SET TASK - Transcribe all of the material exactly.

▬▬▬▬▬▬▬▬▬▬

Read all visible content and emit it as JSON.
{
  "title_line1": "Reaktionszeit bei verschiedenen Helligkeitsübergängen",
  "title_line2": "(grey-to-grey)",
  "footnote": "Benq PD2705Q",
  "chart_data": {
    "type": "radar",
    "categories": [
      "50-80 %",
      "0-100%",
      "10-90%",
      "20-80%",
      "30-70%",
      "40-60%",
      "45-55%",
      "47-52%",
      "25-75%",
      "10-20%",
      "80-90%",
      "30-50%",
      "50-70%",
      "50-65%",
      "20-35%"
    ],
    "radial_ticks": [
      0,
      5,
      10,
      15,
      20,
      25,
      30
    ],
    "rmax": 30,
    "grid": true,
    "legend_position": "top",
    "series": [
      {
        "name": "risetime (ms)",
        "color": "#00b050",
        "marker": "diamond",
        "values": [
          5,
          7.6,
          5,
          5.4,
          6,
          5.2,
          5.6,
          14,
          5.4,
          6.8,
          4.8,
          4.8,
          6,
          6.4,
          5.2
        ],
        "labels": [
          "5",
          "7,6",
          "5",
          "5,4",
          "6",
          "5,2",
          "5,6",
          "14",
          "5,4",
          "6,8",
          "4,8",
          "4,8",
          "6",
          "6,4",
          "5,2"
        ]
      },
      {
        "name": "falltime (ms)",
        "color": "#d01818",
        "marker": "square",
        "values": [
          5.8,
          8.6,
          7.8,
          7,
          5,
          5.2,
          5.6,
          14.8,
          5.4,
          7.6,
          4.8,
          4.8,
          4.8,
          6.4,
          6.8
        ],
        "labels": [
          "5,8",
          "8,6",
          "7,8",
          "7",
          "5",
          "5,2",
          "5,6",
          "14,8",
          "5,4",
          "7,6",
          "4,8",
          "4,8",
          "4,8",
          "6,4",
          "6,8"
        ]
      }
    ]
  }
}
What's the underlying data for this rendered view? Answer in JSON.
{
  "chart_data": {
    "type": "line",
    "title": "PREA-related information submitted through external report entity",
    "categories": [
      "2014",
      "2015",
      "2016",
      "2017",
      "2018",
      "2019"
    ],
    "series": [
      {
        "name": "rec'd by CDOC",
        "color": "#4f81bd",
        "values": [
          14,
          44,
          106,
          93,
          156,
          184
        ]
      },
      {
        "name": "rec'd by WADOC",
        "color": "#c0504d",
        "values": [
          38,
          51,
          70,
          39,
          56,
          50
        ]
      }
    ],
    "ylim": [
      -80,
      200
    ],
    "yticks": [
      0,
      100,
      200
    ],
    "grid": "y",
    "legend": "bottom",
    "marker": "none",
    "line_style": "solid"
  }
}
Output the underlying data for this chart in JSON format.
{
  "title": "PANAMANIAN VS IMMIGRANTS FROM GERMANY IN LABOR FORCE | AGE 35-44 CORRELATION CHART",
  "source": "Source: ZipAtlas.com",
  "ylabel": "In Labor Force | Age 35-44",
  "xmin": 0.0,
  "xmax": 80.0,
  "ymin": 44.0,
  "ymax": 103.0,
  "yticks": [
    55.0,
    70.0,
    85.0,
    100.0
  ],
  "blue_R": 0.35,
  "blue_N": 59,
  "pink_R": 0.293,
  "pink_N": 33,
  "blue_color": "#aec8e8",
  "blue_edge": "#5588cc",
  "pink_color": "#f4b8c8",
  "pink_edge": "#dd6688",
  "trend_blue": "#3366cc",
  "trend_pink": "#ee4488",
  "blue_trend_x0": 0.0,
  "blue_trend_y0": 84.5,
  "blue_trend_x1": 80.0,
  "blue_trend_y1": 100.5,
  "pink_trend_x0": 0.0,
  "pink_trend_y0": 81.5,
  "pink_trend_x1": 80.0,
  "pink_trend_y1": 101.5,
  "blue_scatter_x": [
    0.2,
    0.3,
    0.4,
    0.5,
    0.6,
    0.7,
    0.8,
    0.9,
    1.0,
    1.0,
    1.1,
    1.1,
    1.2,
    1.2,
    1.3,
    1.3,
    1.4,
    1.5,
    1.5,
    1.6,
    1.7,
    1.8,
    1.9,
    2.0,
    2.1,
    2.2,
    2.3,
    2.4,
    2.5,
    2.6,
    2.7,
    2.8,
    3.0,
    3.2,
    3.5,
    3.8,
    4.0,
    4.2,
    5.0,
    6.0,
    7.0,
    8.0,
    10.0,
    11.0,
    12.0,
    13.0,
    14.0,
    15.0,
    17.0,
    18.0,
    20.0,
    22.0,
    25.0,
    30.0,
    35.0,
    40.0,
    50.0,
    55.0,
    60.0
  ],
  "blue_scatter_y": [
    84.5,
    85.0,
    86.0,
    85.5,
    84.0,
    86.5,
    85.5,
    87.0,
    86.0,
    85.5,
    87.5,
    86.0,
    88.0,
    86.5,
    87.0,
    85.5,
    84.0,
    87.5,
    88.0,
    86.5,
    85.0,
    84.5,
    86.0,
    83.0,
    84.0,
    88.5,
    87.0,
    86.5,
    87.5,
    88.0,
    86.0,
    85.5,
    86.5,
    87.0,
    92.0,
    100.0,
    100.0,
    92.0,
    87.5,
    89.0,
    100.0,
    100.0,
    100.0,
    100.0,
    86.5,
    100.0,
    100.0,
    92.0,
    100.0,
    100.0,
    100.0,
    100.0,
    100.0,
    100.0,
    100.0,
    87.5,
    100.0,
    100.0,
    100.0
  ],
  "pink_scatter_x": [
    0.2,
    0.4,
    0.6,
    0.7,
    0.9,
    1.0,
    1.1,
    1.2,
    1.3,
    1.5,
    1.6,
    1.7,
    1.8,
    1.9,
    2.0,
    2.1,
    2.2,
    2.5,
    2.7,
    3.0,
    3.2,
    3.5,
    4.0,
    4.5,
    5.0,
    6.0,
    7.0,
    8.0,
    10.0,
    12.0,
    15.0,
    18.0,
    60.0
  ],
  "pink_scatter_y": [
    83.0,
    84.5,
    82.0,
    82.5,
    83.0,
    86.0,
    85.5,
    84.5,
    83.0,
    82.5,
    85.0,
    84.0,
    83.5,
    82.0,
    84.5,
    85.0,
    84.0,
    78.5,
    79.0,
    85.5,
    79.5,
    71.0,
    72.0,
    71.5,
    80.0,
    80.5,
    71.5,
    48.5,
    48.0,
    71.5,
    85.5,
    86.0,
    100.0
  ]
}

▬▬▬▬▬▬▬▬▬▬

EXERCISE ANSWER -
Read all visible content and emit it as JSON.
{
  "title_line1": "Reaktionszeit bei verschiedenen Helligkeitsübergängen",
  "title_line2": "(grey-to-grey)",
  "footnote": "Benq PD2705Q",
  "chart_data": {
    "type": "radar",
    "categories": [
      "50-80 %",
      "0-100%",
      "10-90%",
      "20-80%",
      "30-70%",
      "40-60%",
      "45-55%",
      "47-52%",
      "25-75%",
      "10-20%",
      "80-90%",
      "30-50%",
      "50-70%",
      "50-65%",
      "20-35%"
    ],
    "radial_ticks": [
      0,
      5,
      10,
      15,
      20,
      25,
      30
    ],
    "rmax": 30,
    "grid": true,
    "legend_position": "top",
    "series": [
      {
        "name": "risetime (ms)",
        "color": "#00b050",
        "marker": "diamond",
        "values": [
          5,
          7.6,
          5,
          5.4,
          6,
          5.2,
          5.6,
          14,
          5.4,
          6.8,
          4.8,
          4.8,
          6,
          6.4,
          5.2
        ],
        "labels": [
          "5",
          "7,6",
          "5",
          "5,4",
          "6",
          "5,2",
          "5,6",
          "14",
          "5,4",
          "6,8",
          "4,8",
          "4,8",
          "6",
          "6,4",
          "5,2"
        ]
      },
      {
        "name": "falltime (ms)",
        "color": "#d01818",
        "marker": "square",
        "values": [
          5.8,
          8.6,
          7.8,
          7,
          5,
          5.2,
          5.6,
          14.8,
          5.4,
          7.6,
          4.8,
          4.8,
          4.8,
          6.4,
          6.8
        ],
        "labels": [
          "5,8",
          "8,6",
          "7,8",
          "7",
          "5",
          "5,2",
          "5,6",
          "14,8",
          "5,4",
          "7,6",
          "4,8",
          "4,8",
          "4,8",
          "6,4",
          "6,8"
        ]
      }
    ]
  }
}
What's the underlying data for this rendered view? Answer in JSON.
{
  "chart_data": {
    "type": "line",
    "title": "PREA-related information submitted through external report entity",
    "categories": [
      "2014",
      "2015",
      "2016",
      "2017",
      "2018",
      "2019"
    ],
    "series": [
      {
        "name": "rec'd by CDOC",
        "color": "#4f81bd",
        "values": [
          14,
          44,
          106,
          93,
          156,
          184
        ]
      },
      {
        "name": "rec'd by WADOC",
        "color": "#c0504d",
        "values": [
          38,
          51,
          70,
          39,
          56,
          50
        ]
      }
    ],
    "ylim": [
      -80,
      200
    ],
    "yticks": [
      0,
      100,
      200
    ],
    "grid": "y",
    "legend": "bottom",
    "marker": "none",
    "line_style": "solid"
  }
}
Output the underlying data for this chart in JSON format.
{
  "title": "PANAMANIAN VS IMMIGRANTS FROM GERMANY IN LABOR FORCE | AGE 35-44 CORRELATION CHART",
  "source": "Source: ZipAtlas.com",
  "ylabel": "In Labor Force | Age 35-44",
  "xmin": 0.0,
  "xmax": 80.0,
  "ymin": 44.0,
  "ymax": 103.0,
  "yticks": [
    55.0,
    70.0,
    85.0,
    100.0
  ],
  "blue_R": 0.35,
  "blue_N": 59,
  "pink_R": 0.293,
  "pink_N": 33,
  "blue_color": "#aec8e8",
  "blue_edge": "#5588cc",
  "pink_color": "#f4b8c8",
  "pink_edge": "#dd6688",
  "trend_blue": "#3366cc",
  "trend_pink": "#ee4488",
  "blue_trend_x0": 0.0,
  "blue_trend_y0": 84.5,
  "blue_trend_x1": 80.0,
  "blue_trend_y1": 100.5,
  "pink_trend_x0": 0.0,
  "pink_trend_y0": 81.5,
  "pink_trend_x1": 80.0,
  "pink_trend_y1": 101.5,
  "blue_scatter_x": [
    0.2,
    0.3,
    0.4,
    0.5,
    0.6,
    0.7,
    0.8,
    0.9,
    1.0,
    1.0,
    1.1,
    1.1,
    1.2,
    1.2,
    1.3,
    1.3,
    1.4,
    1.5,
    1.5,
    1.6,
    1.7,
    1.8,
    1.9,
    2.0,
    2.1,
    2.2,
    2.3,
    2.4,
    2.5,
    2.6,
    2.7,
    2.8,
    3.0,
    3.2,
    3.5,
    3.8,
    4.0,
    4.2,
    5.0,
    6.0,
    7.0,
    8.0,
    10.0,
    11.0,
    12.0,
    13.0,
    14.0,
    15.0,
    17.0,
    18.0,
    20.0,
    22.0,
    25.0,
    30.0,
    35.0,
    40.0,
    50.0,
    55.0,
    60.0
  ],
  "blue_scatter_y": [
    84.5,
    85.0,
    86.0,
    85.5,
    84.0,
    86.5,
    85.5,
    87.0,
    86.0,
    85.5,
    87.5,
    86.0,
    88.0,
    86.5,
    87.0,
    85.5,
    84.0,
    87.5,
    88.0,
    86.5,
    85.0,
    84.5,
    86.0,
    83.0,
    84.0,
    88.5,
    87.0,
    86.5,
    87.5,
    88.0,
    86.0,
    85.5,
    86.5,
    87.0,
    92.0,
    100.0,
    100.0,
    92.0,
    87.5,
    89.0,
    100.0,
    100.0,
    100.0,
    100.0,
    86.5,
    100.0,
    100.0,
    92.0,
    100.0,
    100.0,
    100.0,
    100.0,
    100.0,
    100.0,
    100.0,
    87.5,
    100.0,
    100.0,
    100.0
  ],
  "pink_scatter_x": [
    0.2,
    0.4,
    0.6,
    0.7,
    0.9,
    1.0,
    1.1,
    1.2,
    1.3,
    1.5,
    1.6,
    1.7,
    1.8,
    1.9,
    2.0,
    2.1,
    2.2,
    2.5,
    2.7,
    3.0,
    3.2,
    3.5,
    4.0,
    4.5,
    5.0,
    6.0,
    7.0,
    8.0,
    10.0,
    12.0,
    15.0,
    18.0,
    60.0
  ],
  "pink_scatter_y": [
    83.0,
    84.5,
    82.0,
    82.5,
    83.0,
    86.0,
    85.5,
    84.5,
    83.0,
    82.5,
    85.0,
    84.0,
    83.5,
    82.0,
    84.5,
    85.0,
    84.0,
    78.5,
    79.0,
    85.5,
    79.5,
    71.0,
    72.0,
    71.5,
    80.0,
    80.5,
    71.5,
    48.5,
    48.0,
    71.5,
    85.5,
    86.0,
    100.0
  ]
}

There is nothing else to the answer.